Data records:

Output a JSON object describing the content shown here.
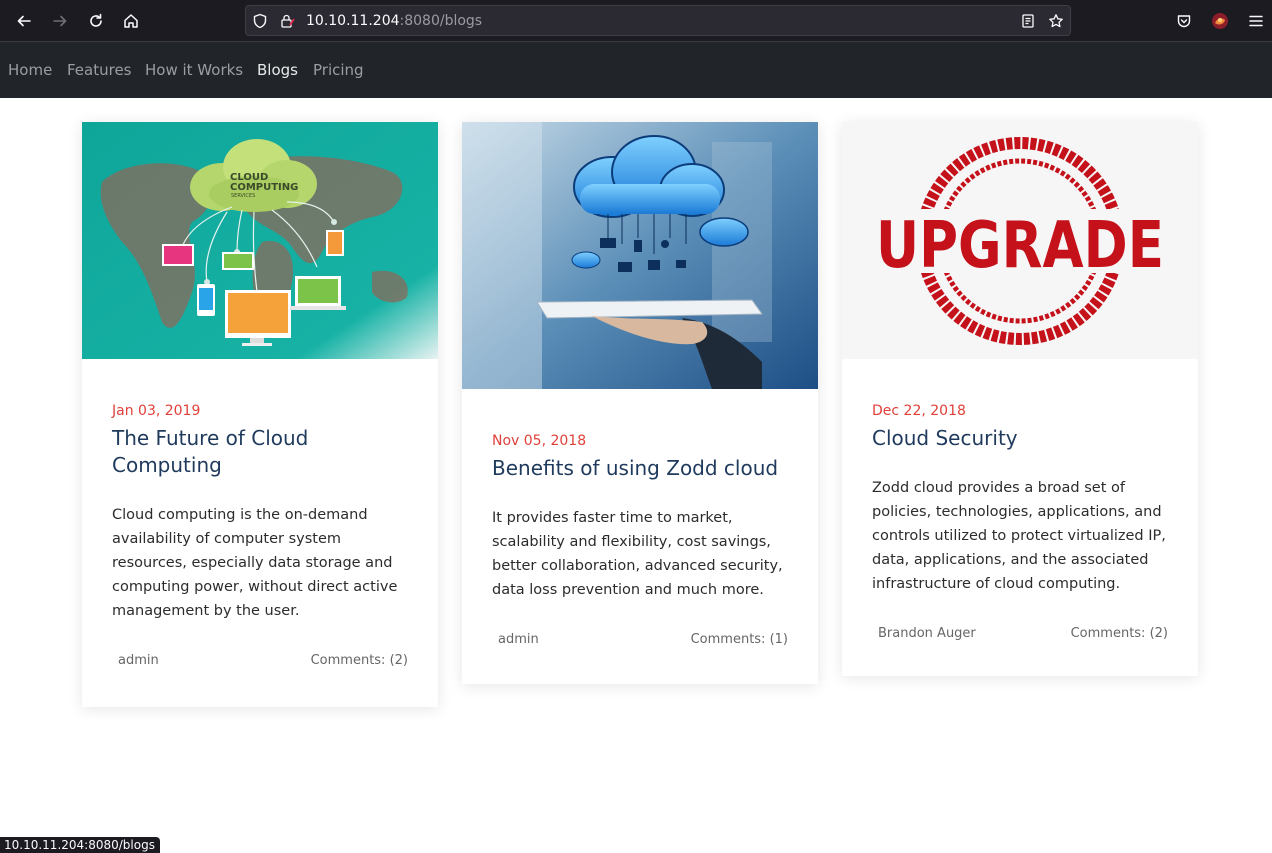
{
  "browser": {
    "url_host": "10.10.11.204",
    "url_rest": ":8080/blogs",
    "icons": [
      "back-icon",
      "forward-icon",
      "reload-icon",
      "home-icon",
      "shield-icon",
      "lock-warning-icon",
      "reader-view-icon",
      "bookmark-star-icon",
      "pocket-icon",
      "profile-icon",
      "menu-icon"
    ]
  },
  "nav": {
    "items": [
      {
        "label": "Home"
      },
      {
        "label": "Features"
      },
      {
        "label": "How it Works"
      },
      {
        "label": "Blogs"
      },
      {
        "label": "Pricing"
      }
    ],
    "active": "Blogs"
  },
  "posts": [
    {
      "date": "Jan 03, 2019",
      "title": "The Future of Cloud Computing",
      "excerpt": "Cloud computing is the on-demand availability of computer system resources, especially data storage and computing power, without direct active management by the user.",
      "author": "admin",
      "comments": "Comments: (2)",
      "image_text": [
        "CLOUD",
        "COMPUTING",
        "SERVICES"
      ]
    },
    {
      "date": "Nov 05, 2018",
      "title": "Benefits of using Zodd cloud",
      "excerpt": "It provides faster time to market, scalability and flexibility, cost savings, better collaboration, advanced security, data loss prevention and much more.",
      "author": "admin",
      "comments": "Comments: (1)"
    },
    {
      "date": "Dec 22, 2018",
      "title": "Cloud Security",
      "excerpt": "Zodd cloud provides a broad set of policies, technologies, applications, and controls utilized to protect virtualized IP, data, applications, and the associated infrastructure of cloud computing.",
      "author": "Brandon Auger",
      "comments": "Comments: (2)",
      "image_text": "UPGRADE"
    }
  ],
  "status_url": "10.10.11.204:8080/blogs",
  "colors": {
    "accent_date": "#e0403a",
    "title": "#1f3a5c",
    "nav_bg": "#212529"
  }
}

▶ EXERCISE:
Can you retype every record above exactly, leaving out the pictures?

▶ PROBLEM SOLUTION:
Output a JSON object describing the content shown here.
{
  "browser": {
    "url_host": "10.10.11.204",
    "url_rest": ":8080/blogs",
    "icons": [
      "back-icon",
      "forward-icon",
      "reload-icon",
      "home-icon",
      "shield-icon",
      "lock-warning-icon",
      "reader-view-icon",
      "bookmark-star-icon",
      "pocket-icon",
      "profile-icon",
      "menu-icon"
    ]
  },
  "nav": {
    "items": [
      {
        "label": "Home"
      },
      {
        "label": "Features"
      },
      {
        "label": "How it Works"
      },
      {
        "label": "Blogs"
      },
      {
        "label": "Pricing"
      }
    ],
    "active": "Blogs"
  },
  "posts": [
    {
      "date": "Jan 03, 2019",
      "title": "The Future of Cloud Computing",
      "excerpt": "Cloud computing is the on-demand availability of computer system resources, especially data storage and computing power, without direct active management by the user.",
      "author": "admin",
      "comments": "Comments: (2)",
      "image_text": [
        "CLOUD",
        "COMPUTING",
        "SERVICES"
      ]
    },
    {
      "date": "Nov 05, 2018",
      "title": "Benefits of using Zodd cloud",
      "excerpt": "It provides faster time to market, scalability and flexibility, cost savings, better collaboration, advanced security, data loss prevention and much more.",
      "author": "admin",
      "comments": "Comments: (1)"
    },
    {
      "date": "Dec 22, 2018",
      "title": "Cloud Security",
      "excerpt": "Zodd cloud provides a broad set of policies, technologies, applications, and controls utilized to protect virtualized IP, data, applications, and the associated infrastructure of cloud computing.",
      "author": "Brandon Auger",
      "comments": "Comments: (2)",
      "image_text": "UPGRADE"
    }
  ],
  "status_url": "10.10.11.204:8080/blogs",
  "colors": {
    "accent_date": "#e0403a",
    "title": "#1f3a5c",
    "nav_bg": "#212529"
  }
}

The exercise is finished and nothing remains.